— start of Information shown —

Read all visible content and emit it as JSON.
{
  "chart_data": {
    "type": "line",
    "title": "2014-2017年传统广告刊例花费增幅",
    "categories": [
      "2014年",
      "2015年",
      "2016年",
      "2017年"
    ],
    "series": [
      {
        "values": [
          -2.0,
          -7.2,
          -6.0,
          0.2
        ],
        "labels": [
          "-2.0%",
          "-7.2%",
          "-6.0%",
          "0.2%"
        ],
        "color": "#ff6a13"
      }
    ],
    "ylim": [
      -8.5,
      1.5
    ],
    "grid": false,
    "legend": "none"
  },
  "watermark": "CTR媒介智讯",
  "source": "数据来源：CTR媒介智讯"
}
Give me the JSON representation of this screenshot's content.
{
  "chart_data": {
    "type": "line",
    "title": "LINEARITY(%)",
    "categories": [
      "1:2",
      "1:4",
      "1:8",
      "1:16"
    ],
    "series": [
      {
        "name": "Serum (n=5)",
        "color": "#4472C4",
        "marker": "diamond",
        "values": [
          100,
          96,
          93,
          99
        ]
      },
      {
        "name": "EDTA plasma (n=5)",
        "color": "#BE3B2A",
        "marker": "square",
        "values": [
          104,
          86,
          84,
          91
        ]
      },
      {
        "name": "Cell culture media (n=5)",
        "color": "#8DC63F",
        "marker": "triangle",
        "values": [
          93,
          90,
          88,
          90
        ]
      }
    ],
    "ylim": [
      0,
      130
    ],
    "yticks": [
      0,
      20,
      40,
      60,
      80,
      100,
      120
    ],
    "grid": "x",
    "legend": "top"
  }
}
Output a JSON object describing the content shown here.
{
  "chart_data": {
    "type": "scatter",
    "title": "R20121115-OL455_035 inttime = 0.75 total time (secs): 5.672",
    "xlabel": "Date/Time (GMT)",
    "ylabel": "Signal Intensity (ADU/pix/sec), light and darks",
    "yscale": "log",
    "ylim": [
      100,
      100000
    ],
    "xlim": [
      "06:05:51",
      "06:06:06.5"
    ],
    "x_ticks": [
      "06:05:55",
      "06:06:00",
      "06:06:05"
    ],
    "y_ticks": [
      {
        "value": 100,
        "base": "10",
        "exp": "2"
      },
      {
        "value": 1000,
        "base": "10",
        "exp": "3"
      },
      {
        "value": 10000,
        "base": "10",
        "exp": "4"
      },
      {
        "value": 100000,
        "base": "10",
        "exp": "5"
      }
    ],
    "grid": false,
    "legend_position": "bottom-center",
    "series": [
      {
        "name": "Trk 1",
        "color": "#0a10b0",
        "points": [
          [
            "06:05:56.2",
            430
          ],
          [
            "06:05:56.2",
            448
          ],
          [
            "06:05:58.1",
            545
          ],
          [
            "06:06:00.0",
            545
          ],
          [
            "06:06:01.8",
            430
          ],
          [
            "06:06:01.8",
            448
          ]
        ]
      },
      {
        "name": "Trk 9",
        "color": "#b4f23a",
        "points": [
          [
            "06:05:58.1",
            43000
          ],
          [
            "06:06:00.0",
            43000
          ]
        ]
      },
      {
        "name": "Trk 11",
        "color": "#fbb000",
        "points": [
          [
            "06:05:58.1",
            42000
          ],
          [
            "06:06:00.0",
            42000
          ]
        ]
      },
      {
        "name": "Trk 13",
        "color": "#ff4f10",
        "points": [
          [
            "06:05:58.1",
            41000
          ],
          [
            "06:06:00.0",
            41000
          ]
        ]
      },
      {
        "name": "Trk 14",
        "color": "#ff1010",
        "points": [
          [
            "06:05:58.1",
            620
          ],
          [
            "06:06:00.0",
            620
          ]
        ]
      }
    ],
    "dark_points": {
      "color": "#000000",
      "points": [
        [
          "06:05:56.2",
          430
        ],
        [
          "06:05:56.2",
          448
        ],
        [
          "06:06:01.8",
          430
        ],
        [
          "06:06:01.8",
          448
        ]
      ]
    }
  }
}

— end of Information shown —

- _Set exercise_: Exactly reproduce every line of the data above.

- _Result for this exercise_:
Read all visible content and emit it as JSON.
{
  "chart_data": {
    "type": "line",
    "title": "2014-2017年传统广告刊例花费增幅",
    "categories": [
      "2014年",
      "2015年",
      "2016年",
      "2017年"
    ],
    "series": [
      {
        "values": [
          -2.0,
          -7.2,
          -6.0,
          0.2
        ],
        "labels": [
          "-2.0%",
          "-7.2%",
          "-6.0%",
          "0.2%"
        ],
        "color": "#ff6a13"
      }
    ],
    "ylim": [
      -8.5,
      1.5
    ],
    "grid": false,
    "legend": "none"
  },
  "watermark": "CTR媒介智讯",
  "source": "数据来源：CTR媒介智讯"
}
Give me the JSON representation of this screenshot's content.
{
  "chart_data": {
    "type": "line",
    "title": "LINEARITY(%)",
    "categories": [
      "1:2",
      "1:4",
      "1:8",
      "1:16"
    ],
    "series": [
      {
        "name": "Serum (n=5)",
        "color": "#4472C4",
        "marker": "diamond",
        "values": [
          100,
          96,
          93,
          99
        ]
      },
      {
        "name": "EDTA plasma (n=5)",
        "color": "#BE3B2A",
        "marker": "square",
        "values": [
          104,
          86,
          84,
          91
        ]
      },
      {
        "name": "Cell culture media (n=5)",
        "color": "#8DC63F",
        "marker": "triangle",
        "values": [
          93,
          90,
          88,
          90
        ]
      }
    ],
    "ylim": [
      0,
      130
    ],
    "yticks": [
      0,
      20,
      40,
      60,
      80,
      100,
      120
    ],
    "grid": "x",
    "legend": "top"
  }
}
Output a JSON object describing the content shown here.
{
  "chart_data": {
    "type": "scatter",
    "title": "R20121115-OL455_035 inttime = 0.75 total time (secs): 5.672",
    "xlabel": "Date/Time (GMT)",
    "ylabel": "Signal Intensity (ADU/pix/sec), light and darks",
    "yscale": "log",
    "ylim": [
      100,
      100000
    ],
    "xlim": [
      "06:05:51",
      "06:06:06.5"
    ],
    "x_ticks": [
      "06:05:55",
      "06:06:00",
      "06:06:05"
    ],
    "y_ticks": [
      {
        "value": 100,
        "base": "10",
        "exp": "2"
      },
      {
        "value": 1000,
        "base": "10",
        "exp": "3"
      },
      {
        "value": 10000,
        "base": "10",
        "exp": "4"
      },
      {
        "value": 100000,
        "base": "10",
        "exp": "5"
      }
    ],
    "grid": false,
    "legend_position": "bottom-center",
    "series": [
      {
        "name": "Trk 1",
        "color": "#0a10b0",
        "points": [
          [
            "06:05:56.2",
            430
          ],
          [
            "06:05:56.2",
            448
          ],
          [
            "06:05:58.1",
            545
          ],
          [
            "06:06:00.0",
            545
          ],
          [
            "06:06:01.8",
            430
          ],
          [
            "06:06:01.8",
            448
          ]
        ]
      },
      {
        "name": "Trk 9",
        "color": "#b4f23a",
        "points": [
          [
            "06:05:58.1",
            43000
          ],
          [
            "06:06:00.0",
            43000
          ]
        ]
      },
      {
        "name": "Trk 11",
        "color": "#fbb000",
        "points": [
          [
            "06:05:58.1",
            42000
          ],
          [
            "06:06:00.0",
            42000
          ]
        ]
      },
      {
        "name": "Trk 13",
        "color": "#ff4f10",
        "points": [
          [
            "06:05:58.1",
            41000
          ],
          [
            "06:06:00.0",
            41000
          ]
        ]
      },
      {
        "name": "Trk 14",
        "color": "#ff1010",
        "points": [
          [
            "06:05:58.1",
            620
          ],
          [
            "06:06:00.0",
            620
          ]
        ]
      }
    ],
    "dark_points": {
      "color": "#000000",
      "points": [
        [
          "06:05:56.2",
          430
        ],
        [
          "06:05:56.2",
          448
        ],
        [
          "06:06:01.8",
          430
        ],
        [
          "06:06:01.8",
          448
        ]
      ]
    }
  }
}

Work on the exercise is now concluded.